▸ WHAT THE EXERCISE ASKS:
Reply with one number: the count of lines in the listing that contain the string "SOUTH".

# # # # # # #

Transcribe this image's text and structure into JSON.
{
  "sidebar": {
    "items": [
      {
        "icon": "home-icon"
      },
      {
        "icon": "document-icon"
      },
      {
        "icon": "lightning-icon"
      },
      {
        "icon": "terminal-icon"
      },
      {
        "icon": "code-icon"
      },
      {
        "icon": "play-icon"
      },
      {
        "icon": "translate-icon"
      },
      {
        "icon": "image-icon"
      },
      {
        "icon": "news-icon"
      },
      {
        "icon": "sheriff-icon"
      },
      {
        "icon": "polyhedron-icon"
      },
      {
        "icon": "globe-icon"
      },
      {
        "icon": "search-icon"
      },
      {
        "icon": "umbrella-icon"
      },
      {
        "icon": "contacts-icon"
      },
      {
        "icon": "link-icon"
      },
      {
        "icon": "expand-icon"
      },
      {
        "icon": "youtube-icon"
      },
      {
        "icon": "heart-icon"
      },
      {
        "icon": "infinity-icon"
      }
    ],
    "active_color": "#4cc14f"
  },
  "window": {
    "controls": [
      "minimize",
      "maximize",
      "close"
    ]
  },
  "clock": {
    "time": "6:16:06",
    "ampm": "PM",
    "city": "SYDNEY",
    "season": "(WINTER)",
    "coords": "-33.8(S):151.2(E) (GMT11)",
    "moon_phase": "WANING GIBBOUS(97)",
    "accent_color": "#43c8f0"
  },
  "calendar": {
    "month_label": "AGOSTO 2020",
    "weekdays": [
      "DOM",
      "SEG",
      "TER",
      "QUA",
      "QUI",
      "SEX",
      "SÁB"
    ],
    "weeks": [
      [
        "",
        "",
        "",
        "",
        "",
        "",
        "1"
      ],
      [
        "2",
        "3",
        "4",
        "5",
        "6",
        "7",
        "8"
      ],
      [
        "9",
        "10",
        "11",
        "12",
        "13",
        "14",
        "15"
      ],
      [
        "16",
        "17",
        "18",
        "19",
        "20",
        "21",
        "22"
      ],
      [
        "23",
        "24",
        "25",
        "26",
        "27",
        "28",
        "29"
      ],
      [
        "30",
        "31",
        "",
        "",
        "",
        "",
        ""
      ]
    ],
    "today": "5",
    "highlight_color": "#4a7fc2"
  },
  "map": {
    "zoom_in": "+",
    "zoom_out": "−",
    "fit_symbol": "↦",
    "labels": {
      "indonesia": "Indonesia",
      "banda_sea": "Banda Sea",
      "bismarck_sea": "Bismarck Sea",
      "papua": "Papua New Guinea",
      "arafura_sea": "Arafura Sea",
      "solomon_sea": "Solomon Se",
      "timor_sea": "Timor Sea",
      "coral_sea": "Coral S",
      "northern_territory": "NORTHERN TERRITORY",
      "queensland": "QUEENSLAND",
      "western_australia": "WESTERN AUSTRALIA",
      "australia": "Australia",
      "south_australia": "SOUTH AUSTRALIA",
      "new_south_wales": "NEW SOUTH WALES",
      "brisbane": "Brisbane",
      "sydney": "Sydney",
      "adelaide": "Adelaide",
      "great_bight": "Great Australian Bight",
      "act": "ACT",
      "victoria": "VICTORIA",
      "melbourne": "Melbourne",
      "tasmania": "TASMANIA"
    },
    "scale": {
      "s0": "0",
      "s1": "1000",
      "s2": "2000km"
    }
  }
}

# # # # # # #

▸ ANSWER TO THE TASK:
2